Exercise => Please copy every line of the records below that holds the word "provide".

Saved entries =>

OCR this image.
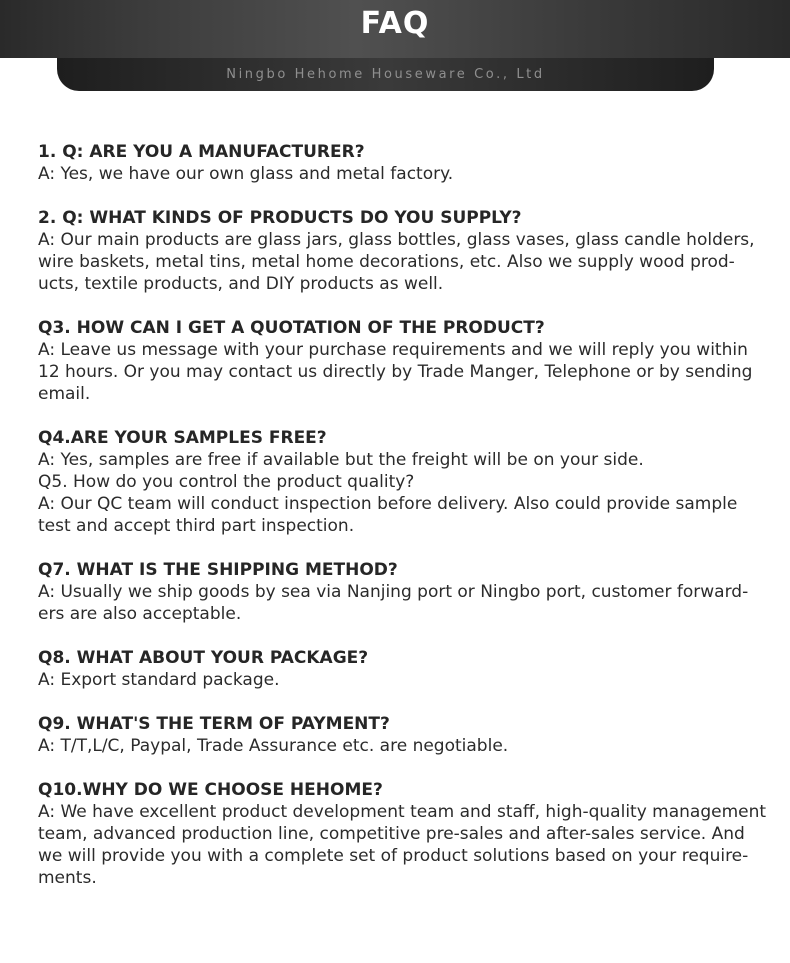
FAQ
Ningbo Hehome Houseware Co., Ltd
1. Q: ARE YOU A MANUFACTURER?
A: Yes, we have our own glass and metal factory.
2. Q: WHAT KINDS OF PRODUCTS DO YOU SUPPLY?
A: Our main products are glass jars, glass bottles, glass vases, glass candle holders,
wire baskets, metal tins, metal home decorations, etc. Also we supply wood prod-
ucts, textile products, and DIY products as well.
Q3. HOW CAN I GET A QUOTATION OF THE PRODUCT?
A: Leave us message with your purchase requirements and we will reply you within
12 hours. Or you may contact us directly by Trade Manger, Telephone or by sending
email.
Q4.ARE YOUR SAMPLES FREE?
A: Yes, samples are free if available but the freight will be on your side.
Q5. How do you control the product quality?
A: Our QC team will conduct inspection before delivery. Also could provide sample
test and accept third part inspection.
Q7. WHAT IS THE SHIPPING METHOD?
A: Usually we ship goods by sea via Nanjing port or Ningbo port, customer forward-
ers are also acceptable.
Q8. WHAT ABOUT YOUR PACKAGE?
A: Export standard package.
Q9. WHAT'S THE TERM OF PAYMENT?
A: T/T,L/C, Paypal, Trade Assurance etc. are negotiable.
Q10.WHY DO WE CHOOSE HEHOME?
A: We have excellent product development team and staff, high-quality management
team, advanced production line, competitive pre-sales and after-sales service. And
we will provide you with a complete set of product solutions based on your require-
ments.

Written reply =>
A: Our QC team will conduct inspection before delivery. Also could provide sample
we will provide you with a complete set of product solutions based on your require-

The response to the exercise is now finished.